# start of Data for this task

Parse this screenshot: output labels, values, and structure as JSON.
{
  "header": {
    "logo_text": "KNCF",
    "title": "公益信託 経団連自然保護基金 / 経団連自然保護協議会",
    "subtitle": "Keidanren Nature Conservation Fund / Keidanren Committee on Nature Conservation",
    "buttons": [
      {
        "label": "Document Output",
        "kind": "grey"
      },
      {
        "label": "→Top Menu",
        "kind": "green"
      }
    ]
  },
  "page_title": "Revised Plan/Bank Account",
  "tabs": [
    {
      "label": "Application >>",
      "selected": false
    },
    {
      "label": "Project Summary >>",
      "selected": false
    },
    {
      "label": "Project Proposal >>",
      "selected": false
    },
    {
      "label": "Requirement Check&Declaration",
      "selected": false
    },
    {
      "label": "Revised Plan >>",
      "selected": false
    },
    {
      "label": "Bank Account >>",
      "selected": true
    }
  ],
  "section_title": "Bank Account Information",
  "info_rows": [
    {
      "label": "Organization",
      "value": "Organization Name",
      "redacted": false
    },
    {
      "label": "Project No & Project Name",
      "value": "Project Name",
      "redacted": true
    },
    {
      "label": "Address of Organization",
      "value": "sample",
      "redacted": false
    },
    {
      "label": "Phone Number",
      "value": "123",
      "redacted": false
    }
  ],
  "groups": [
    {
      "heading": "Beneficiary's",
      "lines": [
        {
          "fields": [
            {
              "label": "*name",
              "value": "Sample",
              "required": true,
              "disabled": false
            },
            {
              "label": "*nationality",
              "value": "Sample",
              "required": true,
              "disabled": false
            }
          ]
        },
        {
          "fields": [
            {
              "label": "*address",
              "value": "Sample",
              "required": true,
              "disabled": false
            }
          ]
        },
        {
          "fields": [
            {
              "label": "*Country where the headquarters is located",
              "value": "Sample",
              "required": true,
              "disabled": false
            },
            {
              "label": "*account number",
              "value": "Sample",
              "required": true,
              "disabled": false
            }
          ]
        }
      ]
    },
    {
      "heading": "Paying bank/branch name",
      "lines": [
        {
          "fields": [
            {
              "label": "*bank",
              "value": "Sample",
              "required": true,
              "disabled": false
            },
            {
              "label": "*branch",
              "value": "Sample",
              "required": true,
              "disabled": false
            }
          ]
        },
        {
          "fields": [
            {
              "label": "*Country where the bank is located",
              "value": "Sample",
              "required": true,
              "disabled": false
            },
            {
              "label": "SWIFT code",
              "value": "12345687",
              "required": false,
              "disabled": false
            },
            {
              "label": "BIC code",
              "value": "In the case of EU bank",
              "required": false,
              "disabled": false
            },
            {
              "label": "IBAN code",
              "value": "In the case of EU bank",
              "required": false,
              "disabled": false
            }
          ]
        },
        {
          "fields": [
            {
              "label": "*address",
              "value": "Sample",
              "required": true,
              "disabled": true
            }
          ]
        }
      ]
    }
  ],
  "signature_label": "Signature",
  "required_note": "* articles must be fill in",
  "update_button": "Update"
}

# end of Data for this task
# start of Data for this task

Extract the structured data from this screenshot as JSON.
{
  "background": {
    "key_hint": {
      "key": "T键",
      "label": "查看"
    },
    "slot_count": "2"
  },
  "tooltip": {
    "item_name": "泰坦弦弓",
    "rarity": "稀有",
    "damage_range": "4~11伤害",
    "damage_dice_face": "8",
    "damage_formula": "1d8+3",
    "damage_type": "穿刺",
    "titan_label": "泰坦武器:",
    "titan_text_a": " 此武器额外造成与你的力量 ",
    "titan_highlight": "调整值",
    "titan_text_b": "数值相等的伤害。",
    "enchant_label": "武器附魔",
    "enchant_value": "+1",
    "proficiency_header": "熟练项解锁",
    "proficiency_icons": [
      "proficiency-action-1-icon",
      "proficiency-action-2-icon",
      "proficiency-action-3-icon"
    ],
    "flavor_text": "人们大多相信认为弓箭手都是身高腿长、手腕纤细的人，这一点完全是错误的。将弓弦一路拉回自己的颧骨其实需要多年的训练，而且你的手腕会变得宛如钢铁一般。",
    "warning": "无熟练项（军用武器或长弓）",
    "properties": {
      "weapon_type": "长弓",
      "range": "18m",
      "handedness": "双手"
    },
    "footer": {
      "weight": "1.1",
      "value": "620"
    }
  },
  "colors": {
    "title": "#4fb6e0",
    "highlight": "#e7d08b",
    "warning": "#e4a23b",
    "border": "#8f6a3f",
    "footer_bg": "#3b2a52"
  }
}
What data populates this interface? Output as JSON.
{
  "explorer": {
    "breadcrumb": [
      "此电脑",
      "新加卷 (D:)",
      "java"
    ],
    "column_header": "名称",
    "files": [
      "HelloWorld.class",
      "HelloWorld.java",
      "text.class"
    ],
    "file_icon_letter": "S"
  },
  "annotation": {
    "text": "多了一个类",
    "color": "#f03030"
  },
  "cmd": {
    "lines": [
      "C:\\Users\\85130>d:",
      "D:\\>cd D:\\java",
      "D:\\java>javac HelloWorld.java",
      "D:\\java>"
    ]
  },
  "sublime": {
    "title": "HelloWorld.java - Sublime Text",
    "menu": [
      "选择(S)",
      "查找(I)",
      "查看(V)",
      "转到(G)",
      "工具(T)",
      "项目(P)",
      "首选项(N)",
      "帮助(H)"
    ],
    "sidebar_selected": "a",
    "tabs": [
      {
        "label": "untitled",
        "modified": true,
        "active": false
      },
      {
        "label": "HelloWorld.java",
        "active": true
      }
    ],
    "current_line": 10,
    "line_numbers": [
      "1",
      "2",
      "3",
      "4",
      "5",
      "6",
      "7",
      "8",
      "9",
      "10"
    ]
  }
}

# end of Data for this task

◆ Exercise objective: Report how many lines in these entries contain "located". Answer with the number only.

◆ The answer: 2